* **Required task**:
Copy out the data below as written; omit any images.

* **Extracted information**:

=====

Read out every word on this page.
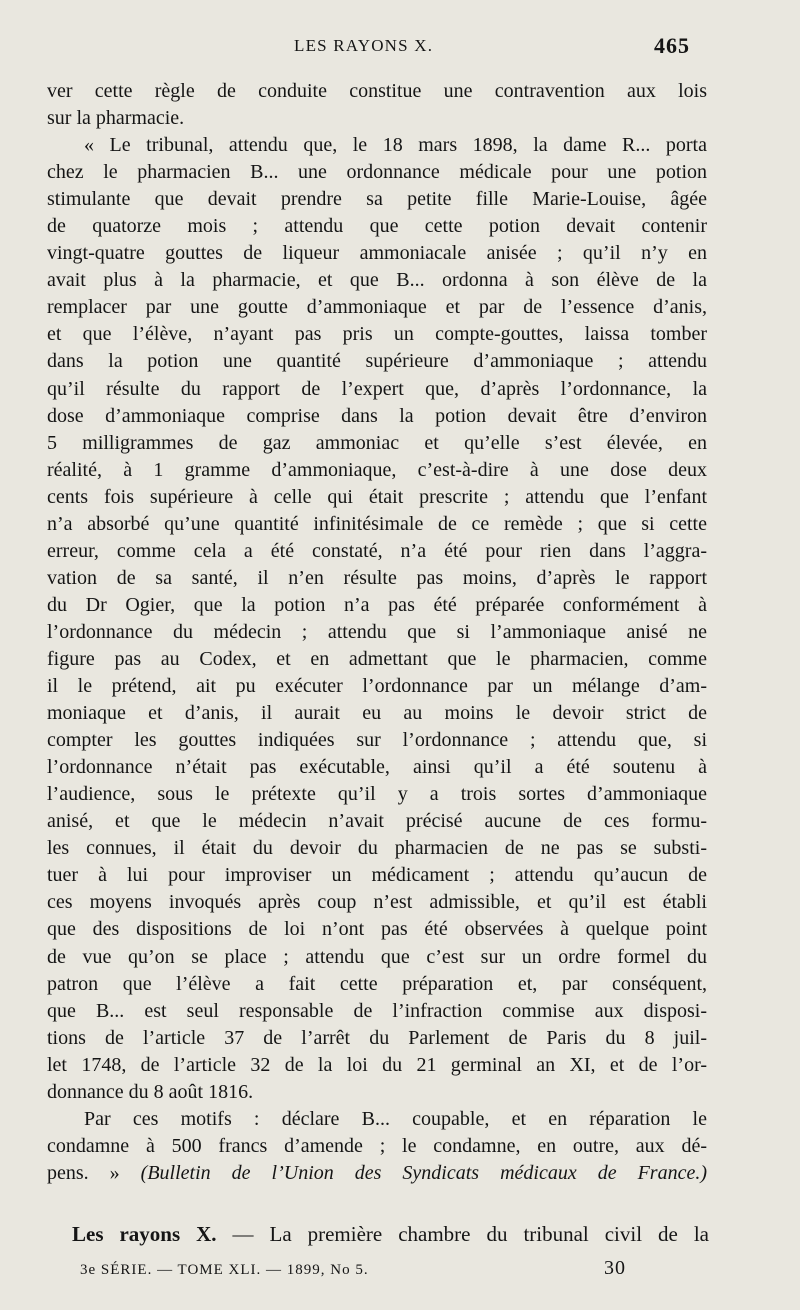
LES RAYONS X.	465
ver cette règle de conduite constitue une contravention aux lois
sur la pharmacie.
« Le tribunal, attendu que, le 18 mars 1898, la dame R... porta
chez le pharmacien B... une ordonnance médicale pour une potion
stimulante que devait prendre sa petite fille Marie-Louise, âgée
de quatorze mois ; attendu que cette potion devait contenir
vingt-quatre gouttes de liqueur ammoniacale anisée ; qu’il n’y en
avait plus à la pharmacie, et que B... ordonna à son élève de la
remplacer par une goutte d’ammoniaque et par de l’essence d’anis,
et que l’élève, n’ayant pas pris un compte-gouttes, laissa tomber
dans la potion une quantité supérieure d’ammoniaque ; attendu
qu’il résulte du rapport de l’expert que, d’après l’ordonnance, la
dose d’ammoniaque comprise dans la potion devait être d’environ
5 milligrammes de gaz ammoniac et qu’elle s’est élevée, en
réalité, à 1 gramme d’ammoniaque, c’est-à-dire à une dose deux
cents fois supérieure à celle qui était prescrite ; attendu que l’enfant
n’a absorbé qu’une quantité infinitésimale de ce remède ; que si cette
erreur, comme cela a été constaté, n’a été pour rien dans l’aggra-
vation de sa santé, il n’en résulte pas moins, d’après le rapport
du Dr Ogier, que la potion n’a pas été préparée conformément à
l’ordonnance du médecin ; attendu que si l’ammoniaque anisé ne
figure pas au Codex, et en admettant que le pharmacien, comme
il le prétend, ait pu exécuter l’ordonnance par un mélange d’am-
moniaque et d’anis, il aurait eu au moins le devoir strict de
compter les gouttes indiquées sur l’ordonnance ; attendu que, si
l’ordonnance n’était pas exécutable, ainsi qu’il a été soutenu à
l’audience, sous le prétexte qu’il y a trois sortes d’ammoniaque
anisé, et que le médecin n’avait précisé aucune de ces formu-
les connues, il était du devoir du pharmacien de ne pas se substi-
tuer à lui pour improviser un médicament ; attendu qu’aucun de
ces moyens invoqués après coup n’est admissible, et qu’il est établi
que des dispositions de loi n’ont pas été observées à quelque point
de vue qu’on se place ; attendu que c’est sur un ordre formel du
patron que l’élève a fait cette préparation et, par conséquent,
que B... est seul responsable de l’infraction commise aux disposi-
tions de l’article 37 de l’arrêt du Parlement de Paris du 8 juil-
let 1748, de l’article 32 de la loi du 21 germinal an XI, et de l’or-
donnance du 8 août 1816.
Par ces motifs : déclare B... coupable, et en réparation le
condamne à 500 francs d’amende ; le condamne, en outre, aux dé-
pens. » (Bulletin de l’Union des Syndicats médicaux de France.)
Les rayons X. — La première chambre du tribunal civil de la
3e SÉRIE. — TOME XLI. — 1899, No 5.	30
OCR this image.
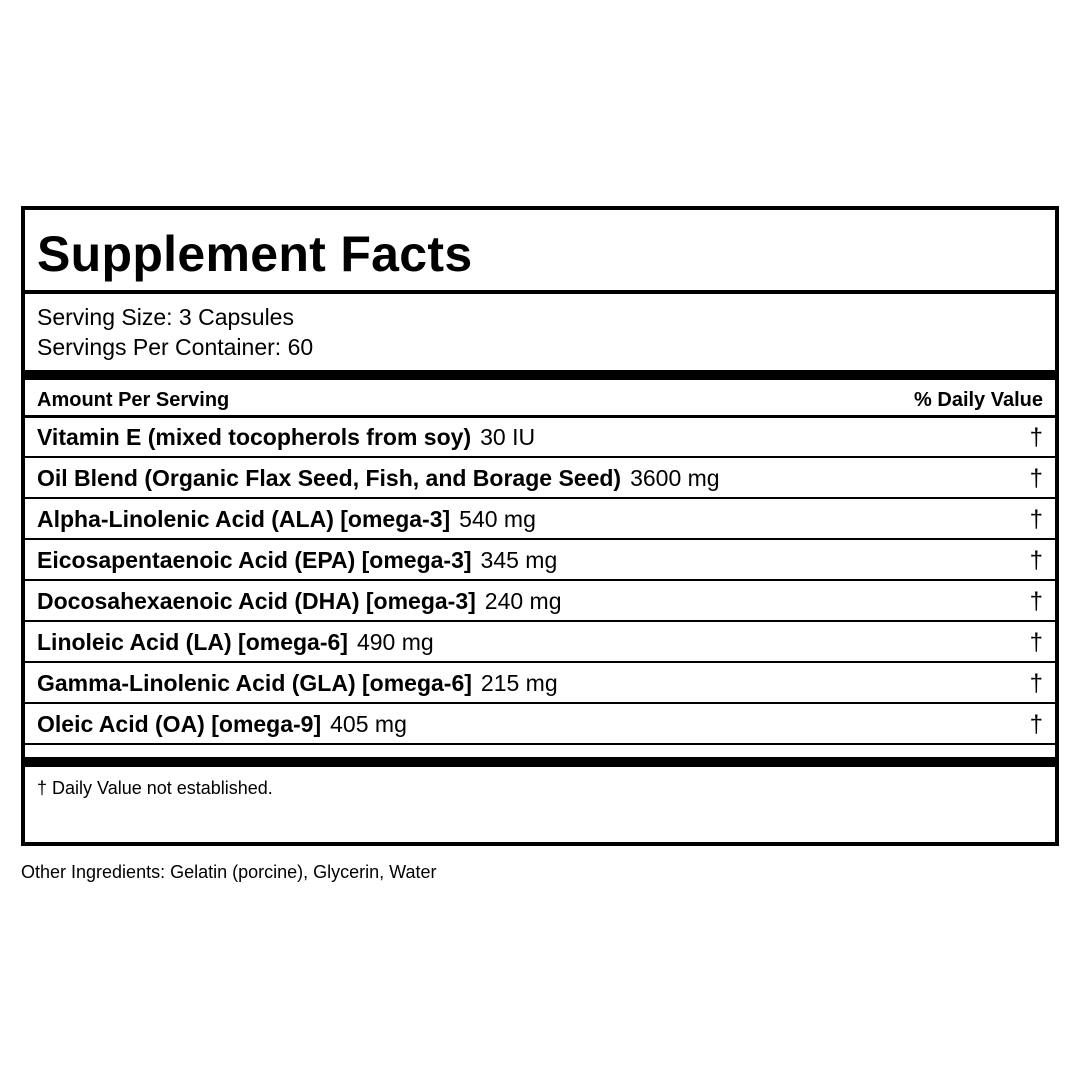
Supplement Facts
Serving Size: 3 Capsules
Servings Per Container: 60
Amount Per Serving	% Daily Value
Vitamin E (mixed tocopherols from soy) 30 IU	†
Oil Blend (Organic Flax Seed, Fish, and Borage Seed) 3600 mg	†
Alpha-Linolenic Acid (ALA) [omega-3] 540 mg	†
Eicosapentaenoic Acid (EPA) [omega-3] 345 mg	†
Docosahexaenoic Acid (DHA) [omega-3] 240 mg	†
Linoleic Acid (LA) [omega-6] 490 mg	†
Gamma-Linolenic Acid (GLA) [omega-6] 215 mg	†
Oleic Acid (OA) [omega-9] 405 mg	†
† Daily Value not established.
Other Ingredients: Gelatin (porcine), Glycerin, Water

=====

* **Output for this exercise**:
Read out every word on this page.
LES RAYONS X.	465
ver cette règle de conduite constitue une contravention aux lois
sur la pharmacie.
« Le tribunal, attendu que, le 18 mars 1898, la dame R... porta
chez le pharmacien B... une ordonnance médicale pour une potion
stimulante que devait prendre sa petite fille Marie-Louise, âgée
de quatorze mois ; attendu que cette potion devait contenir
vingt-quatre gouttes de liqueur ammoniacale anisée ; qu’il n’y en
avait plus à la pharmacie, et que B... ordonna à son élève de la
remplacer par une goutte d’ammoniaque et par de l’essence d’anis,
et que l’élève, n’ayant pas pris un compte-gouttes, laissa tomber
dans la potion une quantité supérieure d’ammoniaque ; attendu
qu’il résulte du rapport de l’expert que, d’après l’ordonnance, la
dose d’ammoniaque comprise dans la potion devait être d’environ
5 milligrammes de gaz ammoniac et qu’elle s’est élevée, en
réalité, à 1 gramme d’ammoniaque, c’est-à-dire à une dose deux
cents fois supérieure à celle qui était prescrite ; attendu que l’enfant
n’a absorbé qu’une quantité infinitésimale de ce remède ; que si cette
erreur, comme cela a été constaté, n’a été pour rien dans l’aggra-
vation de sa santé, il n’en résulte pas moins, d’après le rapport
du Dr Ogier, que la potion n’a pas été préparée conformément à
l’ordonnance du médecin ; attendu que si l’ammoniaque anisé ne
figure pas au Codex, et en admettant que le pharmacien, comme
il le prétend, ait pu exécuter l’ordonnance par un mélange d’am-
moniaque et d’anis, il aurait eu au moins le devoir strict de
compter les gouttes indiquées sur l’ordonnance ; attendu que, si
l’ordonnance n’était pas exécutable, ainsi qu’il a été soutenu à
l’audience, sous le prétexte qu’il y a trois sortes d’ammoniaque
anisé, et que le médecin n’avait précisé aucune de ces formu-
les connues, il était du devoir du pharmacien de ne pas se substi-
tuer à lui pour improviser un médicament ; attendu qu’aucun de
ces moyens invoqués après coup n’est admissible, et qu’il est établi
que des dispositions de loi n’ont pas été observées à quelque point
de vue qu’on se place ; attendu que c’est sur un ordre formel du
patron que l’élève a fait cette préparation et, par conséquent,
que B... est seul responsable de l’infraction commise aux disposi-
tions de l’article 37 de l’arrêt du Parlement de Paris du 8 juil-
let 1748, de l’article 32 de la loi du 21 germinal an XI, et de l’or-
donnance du 8 août 1816.
Par ces motifs : déclare B... coupable, et en réparation le
condamne à 500 francs d’amende ; le condamne, en outre, aux dé-
pens. » (Bulletin de l’Union des Syndicats médicaux de France.)
Les rayons X. — La première chambre du tribunal civil de la
3e SÉRIE. — TOME XLI. — 1899, No 5.	30
OCR this image.
Supplement Facts
Serving Size: 3 Capsules
Servings Per Container: 60
Amount Per Serving	% Daily Value
Vitamin E (mixed tocopherols from soy) 30 IU	†
Oil Blend (Organic Flax Seed, Fish, and Borage Seed) 3600 mg	†
Alpha-Linolenic Acid (ALA) [omega-3] 540 mg	†
Eicosapentaenoic Acid (EPA) [omega-3] 345 mg	†
Docosahexaenoic Acid (DHA) [omega-3] 240 mg	†
Linoleic Acid (LA) [omega-6] 490 mg	†
Gamma-Linolenic Acid (GLA) [omega-6] 215 mg	†
Oleic Acid (OA) [omega-9] 405 mg	†
† Daily Value not established.
Other Ingredients: Gelatin (porcine), Glycerin, Water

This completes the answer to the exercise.